→ Brief: Each entry should be quoted word for word, including every mark of punctuation.

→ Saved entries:
● ● ●

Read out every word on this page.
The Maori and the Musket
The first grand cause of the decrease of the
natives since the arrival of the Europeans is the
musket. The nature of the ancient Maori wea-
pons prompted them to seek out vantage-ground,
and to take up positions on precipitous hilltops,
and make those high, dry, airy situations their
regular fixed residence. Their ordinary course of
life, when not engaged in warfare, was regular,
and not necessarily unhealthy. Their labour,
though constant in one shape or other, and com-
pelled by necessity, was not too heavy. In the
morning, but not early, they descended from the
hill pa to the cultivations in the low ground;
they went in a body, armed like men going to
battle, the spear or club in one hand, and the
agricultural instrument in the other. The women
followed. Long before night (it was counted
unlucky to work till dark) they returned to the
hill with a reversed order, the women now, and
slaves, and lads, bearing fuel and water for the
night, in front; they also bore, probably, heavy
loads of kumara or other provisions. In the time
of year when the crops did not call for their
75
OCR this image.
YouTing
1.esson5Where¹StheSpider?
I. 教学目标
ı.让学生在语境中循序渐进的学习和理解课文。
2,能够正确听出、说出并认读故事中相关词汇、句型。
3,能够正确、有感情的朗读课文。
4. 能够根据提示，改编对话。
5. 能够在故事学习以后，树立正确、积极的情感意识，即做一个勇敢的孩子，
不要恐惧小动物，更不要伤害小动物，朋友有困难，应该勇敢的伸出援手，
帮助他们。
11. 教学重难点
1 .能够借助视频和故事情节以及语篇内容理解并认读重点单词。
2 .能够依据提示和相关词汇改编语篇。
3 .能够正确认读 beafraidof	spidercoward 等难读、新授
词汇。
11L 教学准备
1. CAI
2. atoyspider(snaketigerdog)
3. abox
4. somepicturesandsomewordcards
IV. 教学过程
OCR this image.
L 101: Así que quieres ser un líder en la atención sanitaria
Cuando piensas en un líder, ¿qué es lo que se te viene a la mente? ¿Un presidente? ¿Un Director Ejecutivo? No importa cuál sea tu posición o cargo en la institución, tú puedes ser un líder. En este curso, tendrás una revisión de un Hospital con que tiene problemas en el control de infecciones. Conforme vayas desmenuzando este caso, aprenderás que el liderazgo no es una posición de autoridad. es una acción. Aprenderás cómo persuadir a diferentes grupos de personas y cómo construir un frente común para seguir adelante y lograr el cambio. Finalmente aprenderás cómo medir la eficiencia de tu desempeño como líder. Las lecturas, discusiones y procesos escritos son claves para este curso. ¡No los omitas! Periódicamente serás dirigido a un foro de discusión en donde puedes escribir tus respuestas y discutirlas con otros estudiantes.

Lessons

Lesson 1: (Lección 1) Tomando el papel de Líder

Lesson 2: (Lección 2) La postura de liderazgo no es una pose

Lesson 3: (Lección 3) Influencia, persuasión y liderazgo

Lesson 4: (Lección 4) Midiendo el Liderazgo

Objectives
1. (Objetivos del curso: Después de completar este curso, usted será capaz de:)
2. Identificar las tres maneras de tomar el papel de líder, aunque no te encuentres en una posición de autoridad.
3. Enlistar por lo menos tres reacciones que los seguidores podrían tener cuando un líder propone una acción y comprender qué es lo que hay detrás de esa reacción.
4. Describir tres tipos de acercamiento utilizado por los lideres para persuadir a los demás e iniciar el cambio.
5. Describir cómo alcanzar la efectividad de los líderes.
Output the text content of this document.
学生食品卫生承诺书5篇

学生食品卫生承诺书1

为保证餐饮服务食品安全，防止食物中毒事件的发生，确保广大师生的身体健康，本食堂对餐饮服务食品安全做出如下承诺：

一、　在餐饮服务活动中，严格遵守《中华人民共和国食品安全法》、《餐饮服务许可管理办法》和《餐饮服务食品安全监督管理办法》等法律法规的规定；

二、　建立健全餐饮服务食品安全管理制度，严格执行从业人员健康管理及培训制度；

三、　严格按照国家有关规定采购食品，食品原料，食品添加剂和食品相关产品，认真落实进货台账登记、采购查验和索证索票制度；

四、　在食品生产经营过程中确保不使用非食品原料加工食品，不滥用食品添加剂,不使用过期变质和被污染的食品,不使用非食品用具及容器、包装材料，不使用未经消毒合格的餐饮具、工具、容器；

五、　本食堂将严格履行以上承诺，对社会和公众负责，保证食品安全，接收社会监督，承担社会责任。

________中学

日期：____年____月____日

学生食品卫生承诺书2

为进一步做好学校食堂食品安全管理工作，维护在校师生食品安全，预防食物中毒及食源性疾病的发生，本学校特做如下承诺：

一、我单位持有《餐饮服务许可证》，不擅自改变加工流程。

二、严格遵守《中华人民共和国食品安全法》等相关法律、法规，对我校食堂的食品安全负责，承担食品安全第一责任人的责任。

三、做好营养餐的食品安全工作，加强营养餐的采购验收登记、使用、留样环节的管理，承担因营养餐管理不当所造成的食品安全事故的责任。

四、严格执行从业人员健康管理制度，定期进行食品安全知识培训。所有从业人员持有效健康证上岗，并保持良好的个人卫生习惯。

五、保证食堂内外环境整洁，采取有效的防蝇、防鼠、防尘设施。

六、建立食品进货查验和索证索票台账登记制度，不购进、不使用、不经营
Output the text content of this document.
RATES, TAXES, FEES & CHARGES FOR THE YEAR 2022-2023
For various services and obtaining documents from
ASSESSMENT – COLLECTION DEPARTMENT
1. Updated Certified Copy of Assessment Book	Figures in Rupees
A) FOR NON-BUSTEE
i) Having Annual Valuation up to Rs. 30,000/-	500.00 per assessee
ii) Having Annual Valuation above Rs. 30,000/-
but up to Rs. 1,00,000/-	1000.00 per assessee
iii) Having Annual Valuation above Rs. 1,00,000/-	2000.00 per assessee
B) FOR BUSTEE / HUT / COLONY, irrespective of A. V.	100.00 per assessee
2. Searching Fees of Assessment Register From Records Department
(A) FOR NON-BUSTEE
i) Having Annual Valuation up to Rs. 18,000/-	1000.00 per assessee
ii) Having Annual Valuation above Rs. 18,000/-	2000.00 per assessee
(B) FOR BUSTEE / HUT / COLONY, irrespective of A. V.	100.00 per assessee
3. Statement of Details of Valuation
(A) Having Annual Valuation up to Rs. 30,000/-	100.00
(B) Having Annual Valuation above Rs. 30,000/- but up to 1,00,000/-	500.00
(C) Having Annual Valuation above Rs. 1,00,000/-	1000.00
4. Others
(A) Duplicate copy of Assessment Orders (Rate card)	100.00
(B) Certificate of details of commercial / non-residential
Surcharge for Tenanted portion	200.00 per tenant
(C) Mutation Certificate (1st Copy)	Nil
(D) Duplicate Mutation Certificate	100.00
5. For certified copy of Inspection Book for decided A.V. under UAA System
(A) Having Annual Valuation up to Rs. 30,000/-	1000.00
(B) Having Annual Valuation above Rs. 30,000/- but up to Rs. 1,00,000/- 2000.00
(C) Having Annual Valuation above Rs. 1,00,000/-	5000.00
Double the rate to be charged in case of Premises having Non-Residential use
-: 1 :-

● ● ●

→ Result of this exercise:
Read out every word on this page.
The Maori and the Musket
The first grand cause of the decrease of the
natives since the arrival of the Europeans is the
musket. The nature of the ancient Maori wea-
pons prompted them to seek out vantage-ground,
and to take up positions on precipitous hilltops,
and make those high, dry, airy situations their
regular fixed residence. Their ordinary course of
life, when not engaged in warfare, was regular,
and not necessarily unhealthy. Their labour,
though constant in one shape or other, and com-
pelled by necessity, was not too heavy. In the
morning, but not early, they descended from the
hill pa to the cultivations in the low ground;
they went in a body, armed like men going to
battle, the spear or club in one hand, and the
agricultural instrument in the other. The women
followed. Long before night (it was counted
unlucky to work till dark) they returned to the
hill with a reversed order, the women now, and
slaves, and lads, bearing fuel and water for the
night, in front; they also bore, probably, heavy
loads of kumara or other provisions. In the time
of year when the crops did not call for their
75
OCR this image.
YouTing
1.esson5Where¹StheSpider?
I. 教学目标
ı.让学生在语境中循序渐进的学习和理解课文。
2,能够正确听出、说出并认读故事中相关词汇、句型。
3,能够正确、有感情的朗读课文。
4. 能够根据提示，改编对话。
5. 能够在故事学习以后，树立正确、积极的情感意识，即做一个勇敢的孩子，
不要恐惧小动物，更不要伤害小动物，朋友有困难，应该勇敢的伸出援手，
帮助他们。
11. 教学重难点
1 .能够借助视频和故事情节以及语篇内容理解并认读重点单词。
2 .能够依据提示和相关词汇改编语篇。
3 .能够正确认读 beafraidof	spidercoward 等难读、新授
词汇。
11L 教学准备
1. CAI
2. atoyspider(snaketigerdog)
3. abox
4. somepicturesandsomewordcards
IV. 教学过程
OCR this image.
L 101: Así que quieres ser un líder en la atención sanitaria
Cuando piensas en un líder, ¿qué es lo que se te viene a la mente? ¿Un presidente? ¿Un Director Ejecutivo? No importa cuál sea tu posición o cargo en la institución, tú puedes ser un líder. En este curso, tendrás una revisión de un Hospital con que tiene problemas en el control de infecciones. Conforme vayas desmenuzando este caso, aprenderás que el liderazgo no es una posición de autoridad. es una acción. Aprenderás cómo persuadir a diferentes grupos de personas y cómo construir un frente común para seguir adelante y lograr el cambio. Finalmente aprenderás cómo medir la eficiencia de tu desempeño como líder. Las lecturas, discusiones y procesos escritos son claves para este curso. ¡No los omitas! Periódicamente serás dirigido a un foro de discusión en donde puedes escribir tus respuestas y discutirlas con otros estudiantes.

Lessons

Lesson 1: (Lección 1) Tomando el papel de Líder

Lesson 2: (Lección 2) La postura de liderazgo no es una pose

Lesson 3: (Lección 3) Influencia, persuasión y liderazgo

Lesson 4: (Lección 4) Midiendo el Liderazgo

Objectives
1. (Objetivos del curso: Después de completar este curso, usted será capaz de:)
2. Identificar las tres maneras de tomar el papel de líder, aunque no te encuentres en una posición de autoridad.
3. Enlistar por lo menos tres reacciones que los seguidores podrían tener cuando un líder propone una acción y comprender qué es lo que hay detrás de esa reacción.
4. Describir tres tipos de acercamiento utilizado por los lideres para persuadir a los demás e iniciar el cambio.
5. Describir cómo alcanzar la efectividad de los líderes.
Output the text content of this document.
学生食品卫生承诺书5篇

学生食品卫生承诺书1

为保证餐饮服务食品安全，防止食物中毒事件的发生，确保广大师生的身体健康，本食堂对餐饮服务食品安全做出如下承诺：

一、　在餐饮服务活动中，严格遵守《中华人民共和国食品安全法》、《餐饮服务许可管理办法》和《餐饮服务食品安全监督管理办法》等法律法规的规定；

二、　建立健全餐饮服务食品安全管理制度，严格执行从业人员健康管理及培训制度；

三、　严格按照国家有关规定采购食品，食品原料，食品添加剂和食品相关产品，认真落实进货台账登记、采购查验和索证索票制度；

四、　在食品生产经营过程中确保不使用非食品原料加工食品，不滥用食品添加剂,不使用过期变质和被污染的食品,不使用非食品用具及容器、包装材料，不使用未经消毒合格的餐饮具、工具、容器；

五、　本食堂将严格履行以上承诺，对社会和公众负责，保证食品安全，接收社会监督，承担社会责任。

________中学

日期：____年____月____日

学生食品卫生承诺书2

为进一步做好学校食堂食品安全管理工作，维护在校师生食品安全，预防食物中毒及食源性疾病的发生，本学校特做如下承诺：

一、我单位持有《餐饮服务许可证》，不擅自改变加工流程。

二、严格遵守《中华人民共和国食品安全法》等相关法律、法规，对我校食堂的食品安全负责，承担食品安全第一责任人的责任。

三、做好营养餐的食品安全工作，加强营养餐的采购验收登记、使用、留样环节的管理，承担因营养餐管理不当所造成的食品安全事故的责任。

四、严格执行从业人员健康管理制度，定期进行食品安全知识培训。所有从业人员持有效健康证上岗，并保持良好的个人卫生习惯。

五、保证食堂内外环境整洁，采取有效的防蝇、防鼠、防尘设施。

六、建立食品进货查验和索证索票台账登记制度，不购进、不使用、不经营
Output the text content of this document.
RATES, TAXES, FEES & CHARGES FOR THE YEAR 2022-2023
For various services and obtaining documents from
ASSESSMENT – COLLECTION DEPARTMENT
1. Updated Certified Copy of Assessment Book	Figures in Rupees
A) FOR NON-BUSTEE
i) Having Annual Valuation up to Rs. 30,000/-	500.00 per assessee
ii) Having Annual Valuation above Rs. 30,000/-
but up to Rs. 1,00,000/-	1000.00 per assessee
iii) Having Annual Valuation above Rs. 1,00,000/-	2000.00 per assessee
B) FOR BUSTEE / HUT / COLONY, irrespective of A. V.	100.00 per assessee
2. Searching Fees of Assessment Register From Records Department
(A) FOR NON-BUSTEE
i) Having Annual Valuation up to Rs. 18,000/-	1000.00 per assessee
ii) Having Annual Valuation above Rs. 18,000/-	2000.00 per assessee
(B) FOR BUSTEE / HUT / COLONY, irrespective of A. V.	100.00 per assessee
3. Statement of Details of Valuation
(A) Having Annual Valuation up to Rs. 30,000/-	100.00
(B) Having Annual Valuation above Rs. 30,000/- but up to 1,00,000/-	500.00
(C) Having Annual Valuation above Rs. 1,00,000/-	1000.00
4. Others
(A) Duplicate copy of Assessment Orders (Rate card)	100.00
(B) Certificate of details of commercial / non-residential
Surcharge for Tenanted portion	200.00 per tenant
(C) Mutation Certificate (1st Copy)	Nil
(D) Duplicate Mutation Certificate	100.00
5. For certified copy of Inspection Book for decided A.V. under UAA System
(A) Having Annual Valuation up to Rs. 30,000/-	1000.00
(B) Having Annual Valuation above Rs. 30,000/- but up to Rs. 1,00,000/- 2000.00
(C) Having Annual Valuation above Rs. 1,00,000/-	5000.00
Double the rate to be charged in case of Premises having Non-Residential use
-: 1 :-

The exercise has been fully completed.